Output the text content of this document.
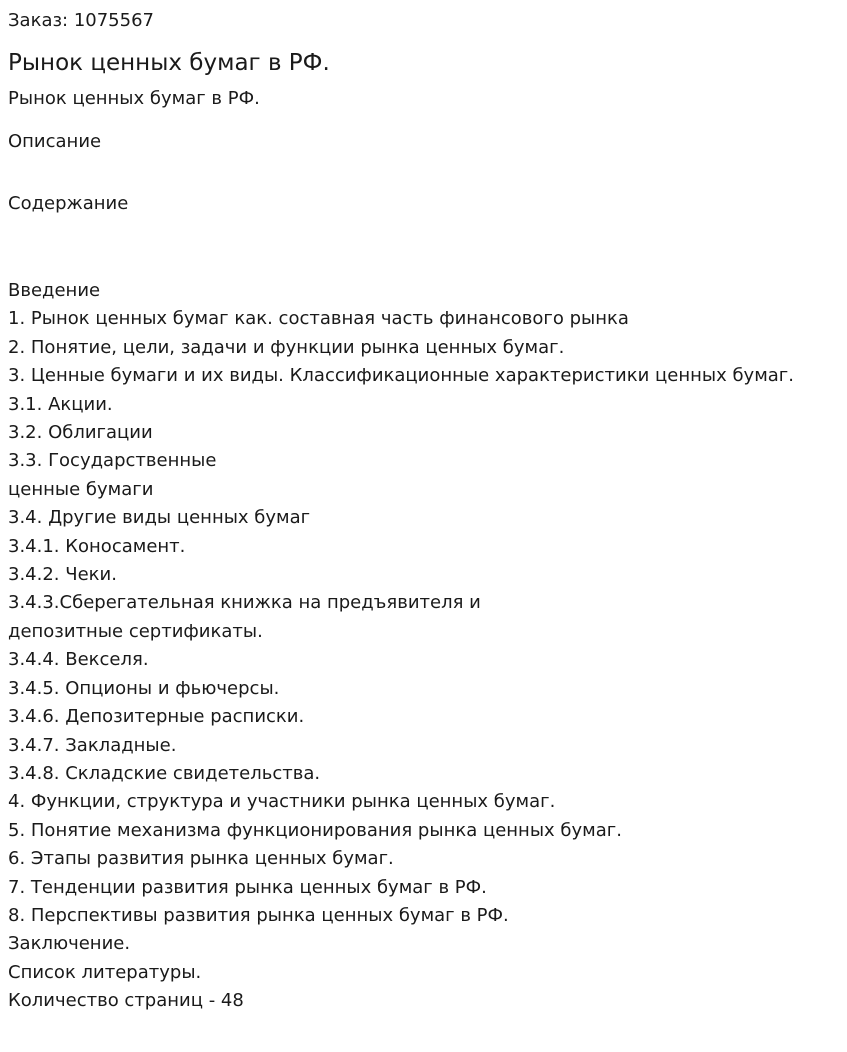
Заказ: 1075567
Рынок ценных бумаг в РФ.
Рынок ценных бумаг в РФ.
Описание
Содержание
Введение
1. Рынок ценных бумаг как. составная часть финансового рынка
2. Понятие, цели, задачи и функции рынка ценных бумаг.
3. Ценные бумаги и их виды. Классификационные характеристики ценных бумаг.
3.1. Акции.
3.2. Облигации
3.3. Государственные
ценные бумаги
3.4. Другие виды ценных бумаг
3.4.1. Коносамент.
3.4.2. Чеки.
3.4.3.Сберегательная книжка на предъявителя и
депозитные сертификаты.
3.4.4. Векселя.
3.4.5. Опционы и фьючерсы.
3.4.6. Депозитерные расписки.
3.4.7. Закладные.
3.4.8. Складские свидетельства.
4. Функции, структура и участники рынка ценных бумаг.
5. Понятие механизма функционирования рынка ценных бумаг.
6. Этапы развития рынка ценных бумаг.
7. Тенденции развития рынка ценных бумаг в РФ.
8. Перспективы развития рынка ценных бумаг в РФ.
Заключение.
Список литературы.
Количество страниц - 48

+++

:: DIRECTIONS FOR THIS TASK ::
Pictures are excluded; output everything else in the data verbatim.

:: TASK OUTPUT ::
Output the text content of this document.
Заказ: 1075567
Рынок ценных бумаг в РФ.
Рынок ценных бумаг в РФ.
Описание
Содержание
Введение
1. Рынок ценных бумаг как. составная часть финансового рынка
2. Понятие, цели, задачи и функции рынка ценных бумаг.
3. Ценные бумаги и их виды. Классификационные характеристики ценных бумаг.
3.1. Акции.
3.2. Облигации
3.3. Государственные
ценные бумаги
3.4. Другие виды ценных бумаг
3.4.1. Коносамент.
3.4.2. Чеки.
3.4.3.Сберегательная книжка на предъявителя и
депозитные сертификаты.
3.4.4. Векселя.
3.4.5. Опционы и фьючерсы.
3.4.6. Депозитерные расписки.
3.4.7. Закладные.
3.4.8. Складские свидетельства.
4. Функции, структура и участники рынка ценных бумаг.
5. Понятие механизма функционирования рынка ценных бумаг.
6. Этапы развития рынка ценных бумаг.
7. Тенденции развития рынка ценных бумаг в РФ.
8. Перспективы развития рынка ценных бумаг в РФ.
Заключение.
Список литературы.
Количество страниц - 48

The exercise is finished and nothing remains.